------ Exercise data

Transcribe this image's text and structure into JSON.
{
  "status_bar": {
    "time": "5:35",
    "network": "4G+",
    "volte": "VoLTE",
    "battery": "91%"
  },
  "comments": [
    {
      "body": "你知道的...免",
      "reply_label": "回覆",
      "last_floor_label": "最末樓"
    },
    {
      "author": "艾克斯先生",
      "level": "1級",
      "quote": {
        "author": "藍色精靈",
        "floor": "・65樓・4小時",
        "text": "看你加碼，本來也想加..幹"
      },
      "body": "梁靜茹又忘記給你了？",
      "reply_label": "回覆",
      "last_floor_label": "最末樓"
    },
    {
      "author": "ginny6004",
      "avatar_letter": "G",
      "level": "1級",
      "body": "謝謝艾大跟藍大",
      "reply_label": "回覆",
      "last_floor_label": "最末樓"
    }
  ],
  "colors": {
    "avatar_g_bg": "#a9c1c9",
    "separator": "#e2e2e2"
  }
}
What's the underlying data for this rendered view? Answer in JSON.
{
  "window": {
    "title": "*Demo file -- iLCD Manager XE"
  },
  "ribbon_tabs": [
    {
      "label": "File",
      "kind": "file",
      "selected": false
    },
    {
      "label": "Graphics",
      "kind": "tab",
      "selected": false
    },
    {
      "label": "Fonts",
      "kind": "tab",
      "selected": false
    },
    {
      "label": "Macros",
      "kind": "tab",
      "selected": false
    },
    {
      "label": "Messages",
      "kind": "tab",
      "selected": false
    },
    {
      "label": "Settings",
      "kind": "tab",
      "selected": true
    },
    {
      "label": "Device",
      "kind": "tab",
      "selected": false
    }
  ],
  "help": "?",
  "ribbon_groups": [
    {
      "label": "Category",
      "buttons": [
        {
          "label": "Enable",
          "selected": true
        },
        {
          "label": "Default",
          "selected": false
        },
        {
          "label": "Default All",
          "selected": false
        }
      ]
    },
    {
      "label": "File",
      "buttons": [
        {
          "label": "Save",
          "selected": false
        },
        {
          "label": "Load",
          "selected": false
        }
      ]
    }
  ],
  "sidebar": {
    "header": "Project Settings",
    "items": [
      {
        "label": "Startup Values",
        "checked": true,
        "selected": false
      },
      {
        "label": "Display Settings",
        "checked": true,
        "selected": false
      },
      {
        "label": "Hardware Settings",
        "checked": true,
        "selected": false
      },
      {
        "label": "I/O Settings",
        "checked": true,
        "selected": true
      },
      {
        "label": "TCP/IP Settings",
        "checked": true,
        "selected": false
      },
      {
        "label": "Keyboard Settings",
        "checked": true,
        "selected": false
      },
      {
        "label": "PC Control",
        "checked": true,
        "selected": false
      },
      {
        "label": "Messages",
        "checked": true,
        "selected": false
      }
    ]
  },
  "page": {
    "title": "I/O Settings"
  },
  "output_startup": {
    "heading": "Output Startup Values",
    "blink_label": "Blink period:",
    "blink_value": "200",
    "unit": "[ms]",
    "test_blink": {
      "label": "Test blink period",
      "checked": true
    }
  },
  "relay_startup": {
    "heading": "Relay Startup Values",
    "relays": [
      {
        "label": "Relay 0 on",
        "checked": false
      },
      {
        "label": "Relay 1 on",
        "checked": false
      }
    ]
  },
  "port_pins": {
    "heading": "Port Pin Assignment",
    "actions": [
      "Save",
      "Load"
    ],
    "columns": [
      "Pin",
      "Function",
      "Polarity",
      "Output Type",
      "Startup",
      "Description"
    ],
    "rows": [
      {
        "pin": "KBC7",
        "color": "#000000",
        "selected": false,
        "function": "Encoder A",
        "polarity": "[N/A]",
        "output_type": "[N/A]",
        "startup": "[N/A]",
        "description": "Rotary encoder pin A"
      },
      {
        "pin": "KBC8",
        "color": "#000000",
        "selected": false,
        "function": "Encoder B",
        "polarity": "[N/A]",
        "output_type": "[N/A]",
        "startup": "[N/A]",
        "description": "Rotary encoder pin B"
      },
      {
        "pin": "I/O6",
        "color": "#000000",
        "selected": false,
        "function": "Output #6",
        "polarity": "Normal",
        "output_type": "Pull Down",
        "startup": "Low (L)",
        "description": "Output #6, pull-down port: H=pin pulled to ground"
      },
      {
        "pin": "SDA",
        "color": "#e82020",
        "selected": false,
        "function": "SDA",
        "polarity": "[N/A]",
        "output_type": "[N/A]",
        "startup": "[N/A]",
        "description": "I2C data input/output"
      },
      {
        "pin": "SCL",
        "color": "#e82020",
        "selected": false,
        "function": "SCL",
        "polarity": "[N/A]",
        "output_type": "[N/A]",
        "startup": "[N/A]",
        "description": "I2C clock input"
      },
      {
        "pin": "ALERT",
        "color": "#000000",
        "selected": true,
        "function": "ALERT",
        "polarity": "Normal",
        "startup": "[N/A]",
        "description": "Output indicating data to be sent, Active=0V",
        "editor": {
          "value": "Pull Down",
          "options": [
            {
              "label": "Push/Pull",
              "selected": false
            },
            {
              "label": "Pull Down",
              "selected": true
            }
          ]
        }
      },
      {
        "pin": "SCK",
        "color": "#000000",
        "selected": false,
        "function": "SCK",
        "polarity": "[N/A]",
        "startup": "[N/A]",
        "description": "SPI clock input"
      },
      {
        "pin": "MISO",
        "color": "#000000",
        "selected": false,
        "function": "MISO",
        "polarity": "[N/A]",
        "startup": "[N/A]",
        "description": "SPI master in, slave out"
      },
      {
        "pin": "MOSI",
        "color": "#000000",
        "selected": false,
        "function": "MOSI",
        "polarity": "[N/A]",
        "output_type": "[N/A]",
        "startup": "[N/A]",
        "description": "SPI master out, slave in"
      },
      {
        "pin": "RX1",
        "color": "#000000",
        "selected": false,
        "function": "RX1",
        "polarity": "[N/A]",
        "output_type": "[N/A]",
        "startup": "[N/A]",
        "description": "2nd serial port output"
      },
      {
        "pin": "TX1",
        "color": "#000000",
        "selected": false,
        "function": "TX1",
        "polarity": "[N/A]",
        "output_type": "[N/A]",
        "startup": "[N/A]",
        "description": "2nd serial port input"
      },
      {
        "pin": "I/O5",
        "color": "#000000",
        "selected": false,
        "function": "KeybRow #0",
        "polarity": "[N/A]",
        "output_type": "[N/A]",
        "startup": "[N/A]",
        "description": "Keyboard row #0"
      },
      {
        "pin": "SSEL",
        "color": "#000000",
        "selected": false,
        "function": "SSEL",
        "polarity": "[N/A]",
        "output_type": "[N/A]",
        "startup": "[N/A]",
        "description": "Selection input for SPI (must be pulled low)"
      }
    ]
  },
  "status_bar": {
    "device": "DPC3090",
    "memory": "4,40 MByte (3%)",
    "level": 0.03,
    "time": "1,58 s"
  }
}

------------

Given problem:
Write every record out again, unaltered.

Answer in full:
Transcribe this image's text and structure into JSON.
{
  "status_bar": {
    "time": "5:35",
    "network": "4G+",
    "volte": "VoLTE",
    "battery": "91%"
  },
  "comments": [
    {
      "body": "你知道的...免",
      "reply_label": "回覆",
      "last_floor_label": "最末樓"
    },
    {
      "author": "艾克斯先生",
      "level": "1級",
      "quote": {
        "author": "藍色精靈",
        "floor": "・65樓・4小時",
        "text": "看你加碼，本來也想加..幹"
      },
      "body": "梁靜茹又忘記給你了？",
      "reply_label": "回覆",
      "last_floor_label": "最末樓"
    },
    {
      "author": "ginny6004",
      "avatar_letter": "G",
      "level": "1級",
      "body": "謝謝艾大跟藍大",
      "reply_label": "回覆",
      "last_floor_label": "最末樓"
    }
  ],
  "colors": {
    "avatar_g_bg": "#a9c1c9",
    "separator": "#e2e2e2"
  }
}
What's the underlying data for this rendered view? Answer in JSON.
{
  "window": {
    "title": "*Demo file -- iLCD Manager XE"
  },
  "ribbon_tabs": [
    {
      "label": "File",
      "kind": "file",
      "selected": false
    },
    {
      "label": "Graphics",
      "kind": "tab",
      "selected": false
    },
    {
      "label": "Fonts",
      "kind": "tab",
      "selected": false
    },
    {
      "label": "Macros",
      "kind": "tab",
      "selected": false
    },
    {
      "label": "Messages",
      "kind": "tab",
      "selected": false
    },
    {
      "label": "Settings",
      "kind": "tab",
      "selected": true
    },
    {
      "label": "Device",
      "kind": "tab",
      "selected": false
    }
  ],
  "help": "?",
  "ribbon_groups": [
    {
      "label": "Category",
      "buttons": [
        {
          "label": "Enable",
          "selected": true
        },
        {
          "label": "Default",
          "selected": false
        },
        {
          "label": "Default All",
          "selected": false
        }
      ]
    },
    {
      "label": "File",
      "buttons": [
        {
          "label": "Save",
          "selected": false
        },
        {
          "label": "Load",
          "selected": false
        }
      ]
    }
  ],
  "sidebar": {
    "header": "Project Settings",
    "items": [
      {
        "label": "Startup Values",
        "checked": true,
        "selected": false
      },
      {
        "label": "Display Settings",
        "checked": true,
        "selected": false
      },
      {
        "label": "Hardware Settings",
        "checked": true,
        "selected": false
      },
      {
        "label": "I/O Settings",
        "checked": true,
        "selected": true
      },
      {
        "label": "TCP/IP Settings",
        "checked": true,
        "selected": false
      },
      {
        "label": "Keyboard Settings",
        "checked": true,
        "selected": false
      },
      {
        "label": "PC Control",
        "checked": true,
        "selected": false
      },
      {
        "label": "Messages",
        "checked": true,
        "selected": false
      }
    ]
  },
  "page": {
    "title": "I/O Settings"
  },
  "output_startup": {
    "heading": "Output Startup Values",
    "blink_label": "Blink period:",
    "blink_value": "200",
    "unit": "[ms]",
    "test_blink": {
      "label": "Test blink period",
      "checked": true
    }
  },
  "relay_startup": {
    "heading": "Relay Startup Values",
    "relays": [
      {
        "label": "Relay 0 on",
        "checked": false
      },
      {
        "label": "Relay 1 on",
        "checked": false
      }
    ]
  },
  "port_pins": {
    "heading": "Port Pin Assignment",
    "actions": [
      "Save",
      "Load"
    ],
    "columns": [
      "Pin",
      "Function",
      "Polarity",
      "Output Type",
      "Startup",
      "Description"
    ],
    "rows": [
      {
        "pin": "KBC7",
        "color": "#000000",
        "selected": false,
        "function": "Encoder A",
        "polarity": "[N/A]",
        "output_type": "[N/A]",
        "startup": "[N/A]",
        "description": "Rotary encoder pin A"
      },
      {
        "pin": "KBC8",
        "color": "#000000",
        "selected": false,
        "function": "Encoder B",
        "polarity": "[N/A]",
        "output_type": "[N/A]",
        "startup": "[N/A]",
        "description": "Rotary encoder pin B"
      },
      {
        "pin": "I/O6",
        "color": "#000000",
        "selected": false,
        "function": "Output #6",
        "polarity": "Normal",
        "output_type": "Pull Down",
        "startup": "Low (L)",
        "description": "Output #6, pull-down port: H=pin pulled to ground"
      },
      {
        "pin": "SDA",
        "color": "#e82020",
        "selected": false,
        "function": "SDA",
        "polarity": "[N/A]",
        "output_type": "[N/A]",
        "startup": "[N/A]",
        "description": "I2C data input/output"
      },
      {
        "pin": "SCL",
        "color": "#e82020",
        "selected": false,
        "function": "SCL",
        "polarity": "[N/A]",
        "output_type": "[N/A]",
        "startup": "[N/A]",
        "description": "I2C clock input"
      },
      {
        "pin": "ALERT",
        "color": "#000000",
        "selected": true,
        "function": "ALERT",
        "polarity": "Normal",
        "startup": "[N/A]",
        "description": "Output indicating data to be sent, Active=0V",
        "editor": {
          "value": "Pull Down",
          "options": [
            {
              "label": "Push/Pull",
              "selected": false
            },
            {
              "label": "Pull Down",
              "selected": true
            }
          ]
        }
      },
      {
        "pin": "SCK",
        "color": "#000000",
        "selected": false,
        "function": "SCK",
        "polarity": "[N/A]",
        "startup": "[N/A]",
        "description": "SPI clock input"
      },
      {
        "pin": "MISO",
        "color": "#000000",
        "selected": false,
        "function": "MISO",
        "polarity": "[N/A]",
        "startup": "[N/A]",
        "description": "SPI master in, slave out"
      },
      {
        "pin": "MOSI",
        "color": "#000000",
        "selected": false,
        "function": "MOSI",
        "polarity": "[N/A]",
        "output_type": "[N/A]",
        "startup": "[N/A]",
        "description": "SPI master out, slave in"
      },
      {
        "pin": "RX1",
        "color": "#000000",
        "selected": false,
        "function": "RX1",
        "polarity": "[N/A]",
        "output_type": "[N/A]",
        "startup": "[N/A]",
        "description": "2nd serial port output"
      },
      {
        "pin": "TX1",
        "color": "#000000",
        "selected": false,
        "function": "TX1",
        "polarity": "[N/A]",
        "output_type": "[N/A]",
        "startup": "[N/A]",
        "description": "2nd serial port input"
      },
      {
        "pin": "I/O5",
        "color": "#000000",
        "selected": false,
        "function": "KeybRow #0",
        "polarity": "[N/A]",
        "output_type": "[N/A]",
        "startup": "[N/A]",
        "description": "Keyboard row #0"
      },
      {
        "pin": "SSEL",
        "color": "#000000",
        "selected": false,
        "function": "SSEL",
        "polarity": "[N/A]",
        "output_type": "[N/A]",
        "startup": "[N/A]",
        "description": "Selection input for SPI (must be pulled low)"
      }
    ]
  },
  "status_bar": {
    "device": "DPC3090",
    "memory": "4,40 MByte (3%)",
    "level": 0.03,
    "time": "1,58 s"
  }
}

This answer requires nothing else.